** Begin Supplied data **
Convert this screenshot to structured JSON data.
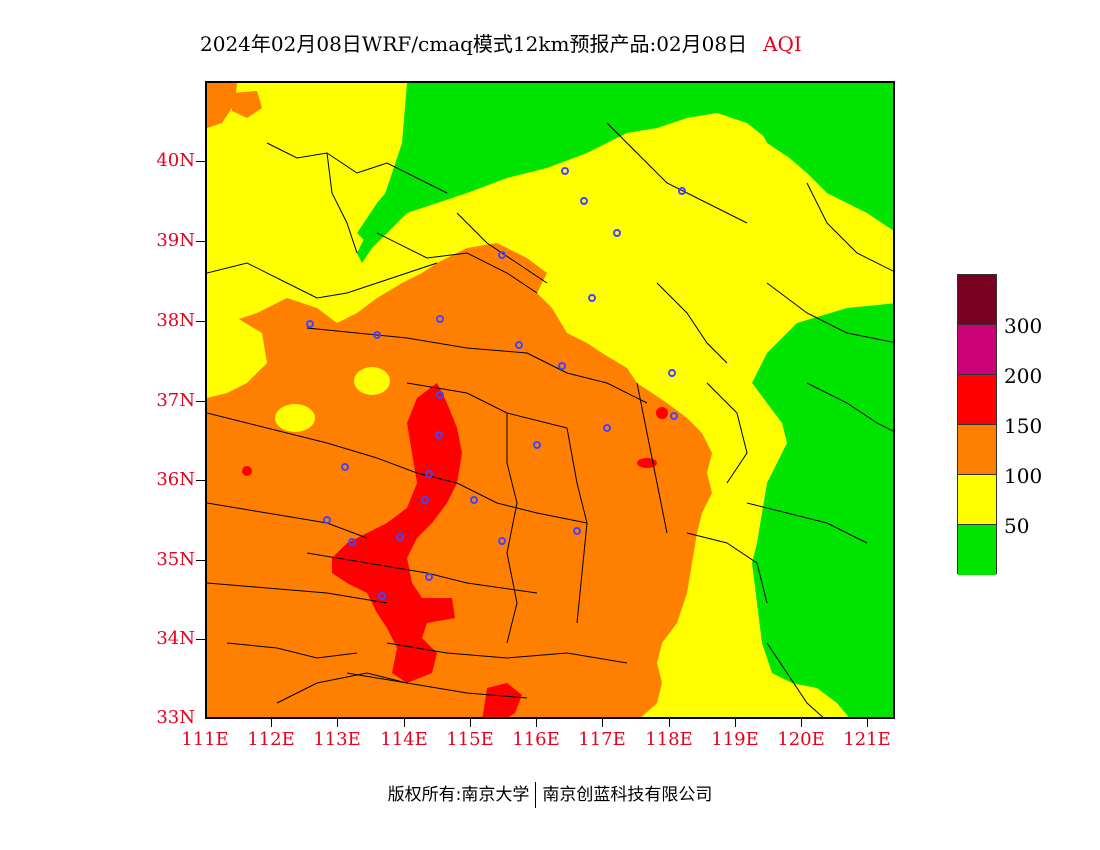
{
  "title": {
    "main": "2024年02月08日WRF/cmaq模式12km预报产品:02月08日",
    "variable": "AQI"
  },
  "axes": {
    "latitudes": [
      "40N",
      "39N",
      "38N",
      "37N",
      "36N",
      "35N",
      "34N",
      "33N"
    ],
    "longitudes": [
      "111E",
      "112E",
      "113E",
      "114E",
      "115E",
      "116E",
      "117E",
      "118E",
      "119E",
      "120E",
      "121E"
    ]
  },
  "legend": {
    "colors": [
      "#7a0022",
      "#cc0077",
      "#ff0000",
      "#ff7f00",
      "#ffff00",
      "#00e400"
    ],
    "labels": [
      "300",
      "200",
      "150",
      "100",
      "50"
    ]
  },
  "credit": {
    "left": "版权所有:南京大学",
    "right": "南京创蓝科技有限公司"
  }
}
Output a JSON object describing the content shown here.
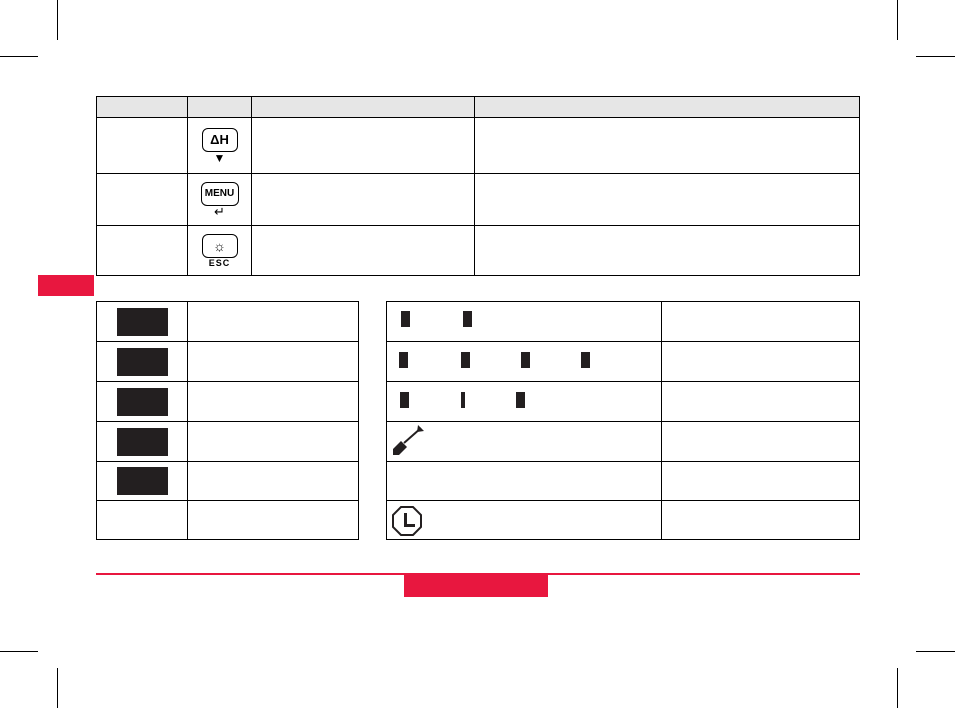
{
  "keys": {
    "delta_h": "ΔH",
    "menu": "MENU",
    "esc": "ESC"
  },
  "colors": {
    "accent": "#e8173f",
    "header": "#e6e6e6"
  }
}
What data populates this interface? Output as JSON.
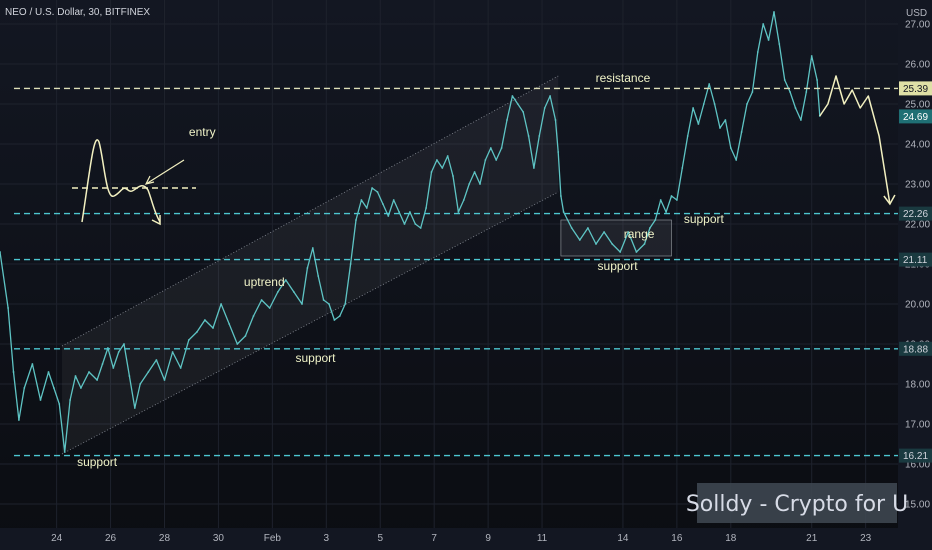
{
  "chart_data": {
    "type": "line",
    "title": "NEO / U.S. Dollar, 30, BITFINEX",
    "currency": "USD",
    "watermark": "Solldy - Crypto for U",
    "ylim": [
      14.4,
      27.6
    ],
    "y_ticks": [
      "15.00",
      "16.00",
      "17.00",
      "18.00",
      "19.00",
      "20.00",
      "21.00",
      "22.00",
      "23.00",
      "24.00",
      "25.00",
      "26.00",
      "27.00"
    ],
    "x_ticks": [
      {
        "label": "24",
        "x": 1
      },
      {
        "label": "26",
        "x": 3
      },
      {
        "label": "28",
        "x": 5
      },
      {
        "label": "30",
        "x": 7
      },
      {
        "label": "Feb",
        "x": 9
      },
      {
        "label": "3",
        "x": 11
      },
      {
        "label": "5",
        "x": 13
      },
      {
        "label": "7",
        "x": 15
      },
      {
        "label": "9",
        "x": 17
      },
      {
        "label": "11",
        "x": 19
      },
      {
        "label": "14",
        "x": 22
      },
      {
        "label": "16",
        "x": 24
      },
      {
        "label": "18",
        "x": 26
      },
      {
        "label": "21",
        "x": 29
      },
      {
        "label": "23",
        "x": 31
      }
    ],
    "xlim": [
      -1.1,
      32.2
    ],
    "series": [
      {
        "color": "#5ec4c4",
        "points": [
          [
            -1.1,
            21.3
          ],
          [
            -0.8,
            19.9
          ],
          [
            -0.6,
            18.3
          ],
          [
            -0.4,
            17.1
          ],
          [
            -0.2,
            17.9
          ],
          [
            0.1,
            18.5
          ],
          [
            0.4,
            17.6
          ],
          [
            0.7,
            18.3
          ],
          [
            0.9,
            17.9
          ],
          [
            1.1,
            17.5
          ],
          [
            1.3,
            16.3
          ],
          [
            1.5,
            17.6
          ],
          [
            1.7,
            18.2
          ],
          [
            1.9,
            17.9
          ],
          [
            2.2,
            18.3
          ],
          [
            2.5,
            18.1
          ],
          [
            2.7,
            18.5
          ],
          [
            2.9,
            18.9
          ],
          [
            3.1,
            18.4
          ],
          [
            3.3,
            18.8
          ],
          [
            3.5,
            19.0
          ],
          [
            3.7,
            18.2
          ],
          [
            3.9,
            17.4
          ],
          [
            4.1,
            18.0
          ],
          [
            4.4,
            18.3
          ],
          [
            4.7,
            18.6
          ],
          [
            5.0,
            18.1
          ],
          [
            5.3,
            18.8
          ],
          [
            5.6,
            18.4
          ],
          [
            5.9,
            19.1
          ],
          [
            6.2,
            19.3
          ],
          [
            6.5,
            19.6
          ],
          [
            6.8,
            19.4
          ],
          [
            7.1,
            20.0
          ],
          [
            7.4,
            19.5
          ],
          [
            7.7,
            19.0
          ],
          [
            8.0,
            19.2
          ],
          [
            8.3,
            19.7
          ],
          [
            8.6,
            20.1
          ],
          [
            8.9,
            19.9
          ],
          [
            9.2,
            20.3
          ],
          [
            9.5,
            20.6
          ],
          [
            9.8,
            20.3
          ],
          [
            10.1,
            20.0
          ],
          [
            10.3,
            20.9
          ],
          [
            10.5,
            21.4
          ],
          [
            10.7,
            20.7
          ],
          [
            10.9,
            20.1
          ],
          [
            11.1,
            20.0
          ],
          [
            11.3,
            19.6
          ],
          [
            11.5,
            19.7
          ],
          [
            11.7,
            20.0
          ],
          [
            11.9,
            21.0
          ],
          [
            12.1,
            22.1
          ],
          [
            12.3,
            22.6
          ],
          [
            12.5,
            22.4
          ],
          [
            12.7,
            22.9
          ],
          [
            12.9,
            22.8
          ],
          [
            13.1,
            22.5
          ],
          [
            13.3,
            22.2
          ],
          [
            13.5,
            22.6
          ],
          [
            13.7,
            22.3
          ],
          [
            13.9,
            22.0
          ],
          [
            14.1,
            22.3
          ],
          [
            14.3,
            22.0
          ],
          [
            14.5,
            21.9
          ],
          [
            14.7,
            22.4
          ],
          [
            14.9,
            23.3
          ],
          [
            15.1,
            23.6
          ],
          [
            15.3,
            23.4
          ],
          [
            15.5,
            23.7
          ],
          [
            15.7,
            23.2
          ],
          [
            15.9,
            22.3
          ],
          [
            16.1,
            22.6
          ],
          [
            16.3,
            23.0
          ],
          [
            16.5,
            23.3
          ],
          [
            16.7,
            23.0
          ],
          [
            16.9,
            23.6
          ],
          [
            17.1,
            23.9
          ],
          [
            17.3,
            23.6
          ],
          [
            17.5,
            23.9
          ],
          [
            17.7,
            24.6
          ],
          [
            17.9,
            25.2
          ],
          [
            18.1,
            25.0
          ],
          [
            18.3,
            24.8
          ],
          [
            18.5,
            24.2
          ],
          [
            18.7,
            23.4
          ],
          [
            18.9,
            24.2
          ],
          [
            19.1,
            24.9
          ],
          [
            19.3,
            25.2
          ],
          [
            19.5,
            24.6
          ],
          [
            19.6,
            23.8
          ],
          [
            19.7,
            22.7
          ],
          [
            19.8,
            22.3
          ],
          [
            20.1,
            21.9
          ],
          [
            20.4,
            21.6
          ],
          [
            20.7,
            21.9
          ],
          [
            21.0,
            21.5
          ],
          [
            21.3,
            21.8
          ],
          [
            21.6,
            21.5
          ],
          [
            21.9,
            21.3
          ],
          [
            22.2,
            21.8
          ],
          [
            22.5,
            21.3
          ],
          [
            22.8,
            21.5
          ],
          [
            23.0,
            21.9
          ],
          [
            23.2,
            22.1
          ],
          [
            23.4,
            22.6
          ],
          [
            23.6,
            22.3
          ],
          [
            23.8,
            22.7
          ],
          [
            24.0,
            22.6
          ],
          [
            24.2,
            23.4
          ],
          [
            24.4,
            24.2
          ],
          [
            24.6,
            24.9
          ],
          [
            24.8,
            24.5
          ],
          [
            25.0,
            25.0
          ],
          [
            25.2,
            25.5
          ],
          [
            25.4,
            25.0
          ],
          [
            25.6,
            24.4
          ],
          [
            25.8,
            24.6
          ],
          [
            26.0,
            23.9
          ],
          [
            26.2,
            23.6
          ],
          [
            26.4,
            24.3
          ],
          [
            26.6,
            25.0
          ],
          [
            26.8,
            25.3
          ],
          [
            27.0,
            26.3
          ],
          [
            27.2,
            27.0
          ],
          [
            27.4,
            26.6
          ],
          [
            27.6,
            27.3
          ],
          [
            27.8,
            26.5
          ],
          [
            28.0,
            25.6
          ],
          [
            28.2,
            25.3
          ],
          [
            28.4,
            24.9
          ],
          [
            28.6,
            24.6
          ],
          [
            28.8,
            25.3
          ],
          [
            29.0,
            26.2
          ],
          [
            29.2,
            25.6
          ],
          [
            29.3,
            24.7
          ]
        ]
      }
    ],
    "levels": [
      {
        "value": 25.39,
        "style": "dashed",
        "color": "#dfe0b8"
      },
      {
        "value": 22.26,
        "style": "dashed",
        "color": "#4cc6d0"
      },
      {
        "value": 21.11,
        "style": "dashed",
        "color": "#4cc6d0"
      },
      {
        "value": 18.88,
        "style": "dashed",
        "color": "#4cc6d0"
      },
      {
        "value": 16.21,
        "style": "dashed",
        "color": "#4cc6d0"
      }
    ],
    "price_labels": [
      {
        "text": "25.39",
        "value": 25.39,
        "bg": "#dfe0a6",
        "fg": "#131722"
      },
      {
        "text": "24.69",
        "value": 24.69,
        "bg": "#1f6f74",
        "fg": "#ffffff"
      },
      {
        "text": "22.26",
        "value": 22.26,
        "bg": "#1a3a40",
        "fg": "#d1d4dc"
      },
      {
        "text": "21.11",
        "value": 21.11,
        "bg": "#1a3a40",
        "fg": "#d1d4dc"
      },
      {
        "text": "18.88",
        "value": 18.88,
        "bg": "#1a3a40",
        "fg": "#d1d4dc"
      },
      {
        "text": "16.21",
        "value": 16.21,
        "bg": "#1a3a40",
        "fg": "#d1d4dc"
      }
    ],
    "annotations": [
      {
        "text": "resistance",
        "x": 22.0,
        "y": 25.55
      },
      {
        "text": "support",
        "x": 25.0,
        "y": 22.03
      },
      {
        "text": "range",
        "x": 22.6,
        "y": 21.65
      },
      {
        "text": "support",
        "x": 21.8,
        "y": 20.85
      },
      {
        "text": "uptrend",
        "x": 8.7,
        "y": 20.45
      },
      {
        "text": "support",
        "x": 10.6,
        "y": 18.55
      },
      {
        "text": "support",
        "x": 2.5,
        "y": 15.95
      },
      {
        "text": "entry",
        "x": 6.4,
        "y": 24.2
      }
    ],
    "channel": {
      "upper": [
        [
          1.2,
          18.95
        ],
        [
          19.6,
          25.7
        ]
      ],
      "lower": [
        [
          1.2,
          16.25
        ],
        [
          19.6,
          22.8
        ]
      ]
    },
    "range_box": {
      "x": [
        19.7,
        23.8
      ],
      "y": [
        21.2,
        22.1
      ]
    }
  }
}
** End Supplied data **
** Begin Supplied data **
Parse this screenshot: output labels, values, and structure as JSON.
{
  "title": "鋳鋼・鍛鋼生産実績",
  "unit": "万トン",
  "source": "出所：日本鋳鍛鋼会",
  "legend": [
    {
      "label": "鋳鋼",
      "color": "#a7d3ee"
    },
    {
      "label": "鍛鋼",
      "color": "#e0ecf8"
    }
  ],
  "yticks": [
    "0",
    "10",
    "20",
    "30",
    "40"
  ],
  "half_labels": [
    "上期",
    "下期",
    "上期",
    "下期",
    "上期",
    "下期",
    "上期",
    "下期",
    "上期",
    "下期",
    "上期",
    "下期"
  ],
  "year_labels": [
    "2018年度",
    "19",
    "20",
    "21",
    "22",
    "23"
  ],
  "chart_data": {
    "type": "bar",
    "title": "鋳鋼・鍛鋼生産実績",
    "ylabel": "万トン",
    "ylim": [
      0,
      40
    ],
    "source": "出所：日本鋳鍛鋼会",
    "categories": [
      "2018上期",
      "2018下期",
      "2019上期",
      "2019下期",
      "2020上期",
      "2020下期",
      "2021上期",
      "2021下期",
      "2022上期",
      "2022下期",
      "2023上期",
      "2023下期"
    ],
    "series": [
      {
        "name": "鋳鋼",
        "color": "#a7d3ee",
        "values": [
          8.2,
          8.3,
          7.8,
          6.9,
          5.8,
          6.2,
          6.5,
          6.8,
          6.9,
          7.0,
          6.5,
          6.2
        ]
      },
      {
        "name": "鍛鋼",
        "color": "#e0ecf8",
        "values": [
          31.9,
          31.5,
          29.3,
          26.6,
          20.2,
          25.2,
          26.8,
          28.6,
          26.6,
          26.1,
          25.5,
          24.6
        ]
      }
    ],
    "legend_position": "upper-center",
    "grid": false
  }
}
** End Supplied data **
Gather each line that holds "JSON".

Convert this screenshot to structured JSON data.
Output a JSON object describing the content shown here.
What data populates this interface? Output as JSON.
Parse this screenshot: output labels, values, and structure as JSON.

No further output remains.